=== EXERCISE TASK 1 ===
Rewrite the gun excerpt from "True enough. And" up to and including "or used them.", substituting "screwdriver" for "pocket knife".
=== EXERCISE TASK 2 ===
In the gun excerpt, what did you have to do after every shot with the old .22 rifle?

=== EXCERPTED TEXT ===
☆ ☆ ☆
Times have sure changed. We all had guns when we were
teenagers, and nobody made any big deal out of it.
Yeah, but we weren't doing drive-bys.
Unless you count occasional pot shots at road signs,
insulators, mail boxes, prairie dogs and
jackrabbits.
Okay, we weren't angels. Far from it. But we weren't
shooting at people.
True enough. And we sure didn't spray bullets every
which way. The ejector didn't work on that old .22 rifle I
had -- after every shot, you'd have to pry out the casing
with a pocket knife. Made you pick your shots pretty
carefully.
Not just that. My old man spent hours teaching me to
handle a gun.
We could almost chant in unison the lessons our fathers had taught us. Treat every gun as though it's loaded and cocked. Don't trust the safety. Never point a gun at anyone unless you intend to kill him. Clean the gun every time you put it away, and clean it every month or so anyway. It won't take care of you unless you take care of it.
It was drilled into all of us, no matter where we grew up, that a gun was a dangerous tool that demanded constant practice and maintenance. Some of us, in fact, had finally concluded that guns were more trouble than they were worth, and no longer owned or used them.
☆ ☆ ☆
=== SOURCE DATA ===

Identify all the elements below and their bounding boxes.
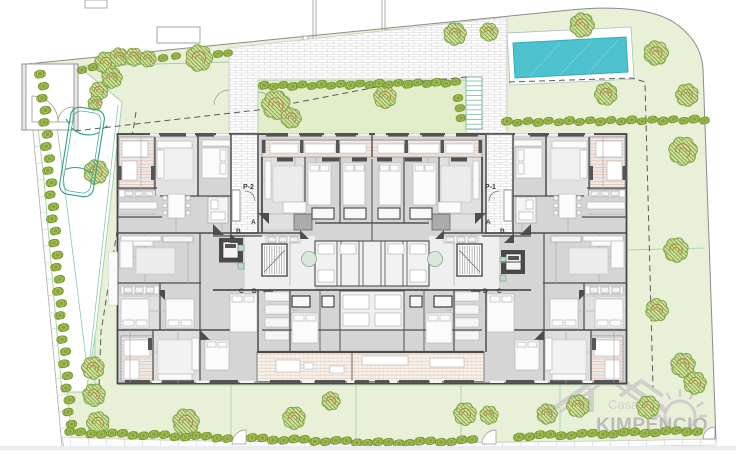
☆ ☆ ☆
=== WRITTEN REPLY 1 ===
True enough. And we sure didn't spray bullets every
which way. The ejector didn't work on that old .22 rifle I
had -- after every shot, you'd have to pry out the casing
with a screwdriver. Made you pick your shots pretty
carefully.
Not just that. My old man spent hours teaching me to
handle a gun.
We could almost chant in unison the lessons our fathers had taught us. Treat every gun as though it's loaded and cocked. Don't trust the safety. Never point a gun at anyone unless you intend to kill him. Clean the gun every time you put it away, and clean it every month or so anyway. It won't take care of you unless you take care of it.
It was drilled into all of us, no matter where we grew up, that a gun was a dangerous tool that demanded constant practice and maintenance. Some of us, in fact, had finally concluded that guns were more trouble than they were worth, and no longer owned or used them.

=== WRITTEN REPLY 2 ===
You had to pry out the casing with a pocket knife, because the ejector didn't work.